* _Direction_
Out of the lines below, please list those that hold the string "text".

* _Dataset rows_

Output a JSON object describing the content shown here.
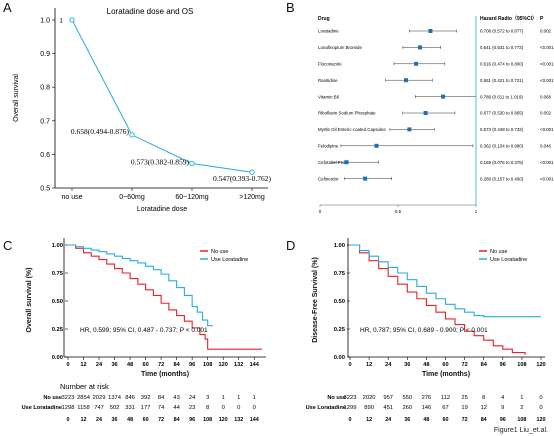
{
  "figure_caption": "Figure1 Liu_et.al.",
  "panels": {
    "A": {
      "letter": "A"
    },
    "B": {
      "letter": "B"
    },
    "C": {
      "letter": "C"
    },
    "D": {
      "letter": "D"
    }
  },
  "chart_data": [
    {
      "id": "A",
      "type": "line",
      "title": "Loratadine dose and OS",
      "xlabel": "Loratadine dose",
      "ylabel": "Overall survival",
      "categories": [
        "no use",
        "0~60mg",
        "60~120mg",
        ">120mg"
      ],
      "values": [
        1.0,
        0.658,
        0.573,
        0.547
      ],
      "point_labels": [
        "1",
        "0.658(0.494-0.876)",
        "0.573(0.382-0.859)",
        "0.547(0.393-0.762)"
      ],
      "ylim": [
        0.5,
        1.0
      ],
      "yticks": [
        "0.5",
        "0.6",
        "0.7",
        "0.8",
        "0.9",
        "1.0"
      ],
      "color": "#29abe2"
    },
    {
      "id": "B",
      "type": "forest",
      "header_drug": "Drug",
      "header_hr": "Hazard Radio（95%CI）",
      "header_p": "P",
      "xticks": [
        "0",
        "0.5",
        "1"
      ],
      "xlim": [
        0,
        1
      ],
      "rows": [
        {
          "drug": "Loratadine",
          "hr": 0.708,
          "lo": 0.572,
          "hi": 0.877,
          "text": "0.708 (0.572 to 0.877)",
          "p": "0.002"
        },
        {
          "drug": "Lonafinopium Bromide",
          "hr": 0.641,
          "lo": 0.531,
          "hi": 0.773,
          "text": "0.641 (0.531 to 0.773)",
          "p": "<0.001"
        },
        {
          "drug": "Fluconazole",
          "hr": 0.616,
          "lo": 0.474,
          "hi": 0.8,
          "text": "0.616 (0.474 to 0.800)",
          "p": "<0.001"
        },
        {
          "drug": "Ranitidine",
          "hr": 0.551,
          "lo": 0.421,
          "hi": 0.721,
          "text": "0.551 (0.421 to 0.721)",
          "p": "<0.001"
        },
        {
          "drug": "Vitamin B6",
          "hr": 0.789,
          "lo": 0.611,
          "hi": 1.019,
          "text": "0.789 (0.611 to 1.019)",
          "p": "0.068"
        },
        {
          "drug": "Riboflavin Sodium Phosphate",
          "hr": 0.677,
          "lo": 0.53,
          "hi": 0.865,
          "text": "0.677 (0.530 to 0.865)",
          "p": "0.002"
        },
        {
          "drug": "Myrtle Oil Enteric-coated Capsules",
          "hr": 0.573,
          "lo": 0.448,
          "hi": 0.732,
          "text": "0.573 (0.448 to 0.732)",
          "p": "<0.001"
        },
        {
          "drug": "Felodipine",
          "hr": 0.362,
          "lo": 0.134,
          "hi": 0.98,
          "text": "0.362 (0.134 to 0.980)",
          "p": "0.046"
        },
        {
          "drug": "Cefotaxel Proxil",
          "hr": 0.169,
          "lo": 0.076,
          "hi": 0.375,
          "text": "0.169 (0.076 to 0.375)",
          "p": "<0.001"
        },
        {
          "drug": "Cefinerdor",
          "hr": 0.289,
          "lo": 0.157,
          "hi": 0.46,
          "text": "0.289 (0.157 to 0.460)",
          "p": "<0.001"
        }
      ]
    },
    {
      "id": "C",
      "type": "line",
      "xlabel": "Time (months)",
      "ylabel": "Overall survival (%)",
      "xlim": [
        0,
        150
      ],
      "ylim": [
        0,
        1
      ],
      "xticks": [
        0,
        12,
        24,
        36,
        48,
        60,
        72,
        84,
        96,
        108,
        120,
        132,
        144
      ],
      "yticks": [
        "0.00",
        "0.25",
        "0.50",
        "0.75",
        "1.00"
      ],
      "legend": [
        "No use",
        "Use Loratadine"
      ],
      "annotation": "HR, 0.599; 95% CI, 0.487 - 0.737; P < 0.001",
      "series": [
        {
          "name": "No use",
          "color": "#e8202a",
          "points": [
            [
              0,
              1
            ],
            [
              6,
              0.97
            ],
            [
              12,
              0.93
            ],
            [
              18,
              0.9
            ],
            [
              24,
              0.87
            ],
            [
              30,
              0.83
            ],
            [
              36,
              0.79
            ],
            [
              42,
              0.75
            ],
            [
              48,
              0.7
            ],
            [
              54,
              0.65
            ],
            [
              60,
              0.6
            ],
            [
              66,
              0.55
            ],
            [
              72,
              0.48
            ],
            [
              78,
              0.42
            ],
            [
              84,
              0.37
            ],
            [
              90,
              0.32
            ],
            [
              96,
              0.26
            ],
            [
              102,
              0.2
            ],
            [
              106,
              0.16
            ],
            [
              108,
              0.07
            ],
            [
              150,
              0.07
            ]
          ]
        },
        {
          "name": "Use Loratadine",
          "color": "#29abe2",
          "points": [
            [
              0,
              1
            ],
            [
              6,
              0.985
            ],
            [
              12,
              0.97
            ],
            [
              18,
              0.955
            ],
            [
              24,
              0.94
            ],
            [
              30,
              0.92
            ],
            [
              36,
              0.9
            ],
            [
              42,
              0.88
            ],
            [
              48,
              0.86
            ],
            [
              54,
              0.84
            ],
            [
              60,
              0.81
            ],
            [
              66,
              0.78
            ],
            [
              72,
              0.74
            ],
            [
              78,
              0.68
            ],
            [
              84,
              0.62
            ],
            [
              90,
              0.55
            ],
            [
              96,
              0.45
            ],
            [
              100,
              0.4
            ],
            [
              104,
              0.33
            ],
            [
              108,
              0.28
            ],
            [
              112,
              0.28
            ]
          ]
        }
      ],
      "risk_title": "Number at risk",
      "risk_x": [
        "0",
        "12",
        "24",
        "36",
        "48",
        "60",
        "72",
        "84",
        "96",
        "108",
        "120",
        "132",
        "144"
      ],
      "risk_rows": [
        {
          "label": "No use",
          "values": [
            "3223",
            "2854",
            "2029",
            "1374",
            "846",
            "392",
            "84",
            "43",
            "24",
            "3",
            "1",
            "1",
            "1"
          ]
        },
        {
          "label": "Use Loratadine",
          "values": [
            "1298",
            "1158",
            "747",
            "502",
            "331",
            "177",
            "74",
            "44",
            "23",
            "8",
            "0",
            "0",
            "0"
          ]
        }
      ]
    },
    {
      "id": "D",
      "type": "line",
      "xlabel": "Time (months)",
      "ylabel": "Disease-Free Survival (%)",
      "xlim": [
        0,
        120
      ],
      "ylim": [
        0,
        1
      ],
      "xticks": [
        0,
        12,
        24,
        36,
        48,
        60,
        72,
        84,
        96,
        108,
        120
      ],
      "yticks": [
        "0.00",
        "0.25",
        "0.50",
        "0.75",
        "1.00"
      ],
      "legend": [
        "No use",
        "Use Loratadine"
      ],
      "annotation": "HR, 0.787; 95% CI, 0.689 - 0.900; P < 0.001",
      "series": [
        {
          "name": "No use",
          "color": "#e8202a",
          "points": [
            [
              0,
              1
            ],
            [
              6,
              0.93
            ],
            [
              12,
              0.86
            ],
            [
              18,
              0.79
            ],
            [
              24,
              0.72
            ],
            [
              30,
              0.65
            ],
            [
              36,
              0.58
            ],
            [
              42,
              0.52
            ],
            [
              48,
              0.46
            ],
            [
              54,
              0.4
            ],
            [
              60,
              0.34
            ],
            [
              66,
              0.29
            ],
            [
              72,
              0.23
            ],
            [
              78,
              0.19
            ],
            [
              84,
              0.15
            ],
            [
              90,
              0.1
            ],
            [
              96,
              0.07
            ],
            [
              102,
              0.04
            ],
            [
              110,
              0.02
            ]
          ]
        },
        {
          "name": "Use Loratadine",
          "color": "#29abe2",
          "points": [
            [
              0,
              1
            ],
            [
              6,
              0.95
            ],
            [
              12,
              0.9
            ],
            [
              18,
              0.85
            ],
            [
              24,
              0.8
            ],
            [
              30,
              0.75
            ],
            [
              36,
              0.69
            ],
            [
              42,
              0.63
            ],
            [
              48,
              0.57
            ],
            [
              54,
              0.52
            ],
            [
              60,
              0.47
            ],
            [
              66,
              0.43
            ],
            [
              72,
              0.4
            ],
            [
              78,
              0.37
            ],
            [
              84,
              0.36
            ],
            [
              96,
              0.36
            ],
            [
              108,
              0.36
            ],
            [
              120,
              0.36
            ]
          ]
        }
      ],
      "risk_title": "Number at risk",
      "risk_x": [
        "0",
        "12",
        "24",
        "36",
        "48",
        "60",
        "72",
        "84",
        "96",
        "108",
        "120"
      ],
      "risk_rows": [
        {
          "label": "No use",
          "values": [
            "3223",
            "2020",
            "957",
            "550",
            "276",
            "112",
            "25",
            "8",
            "4",
            "1",
            "0"
          ]
        },
        {
          "label": "Use Loratadine",
          "values": [
            "1299",
            "890",
            "451",
            "260",
            "146",
            "67",
            "19",
            "12",
            "9",
            "2",
            "0"
          ]
        }
      ]
    }
  ]
}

* _Solution for this exercise_
          "text": "0.708 (0.572 to 0.877)",
          "text": "0.641 (0.531 to 0.773)",
          "text": "0.616 (0.474 to 0.800)",
          "text": "0.551 (0.421 to 0.721)",
          "text": "0.789 (0.611 to 1.019)",
          "text": "0.677 (0.530 to 0.865)",
          "text": "0.573 (0.448 to 0.732)",
          "text": "0.362 (0.134 to 0.980)",
          "text": "0.169 (0.076 to 0.375)",
          "text": "0.289 (0.157 to 0.460)",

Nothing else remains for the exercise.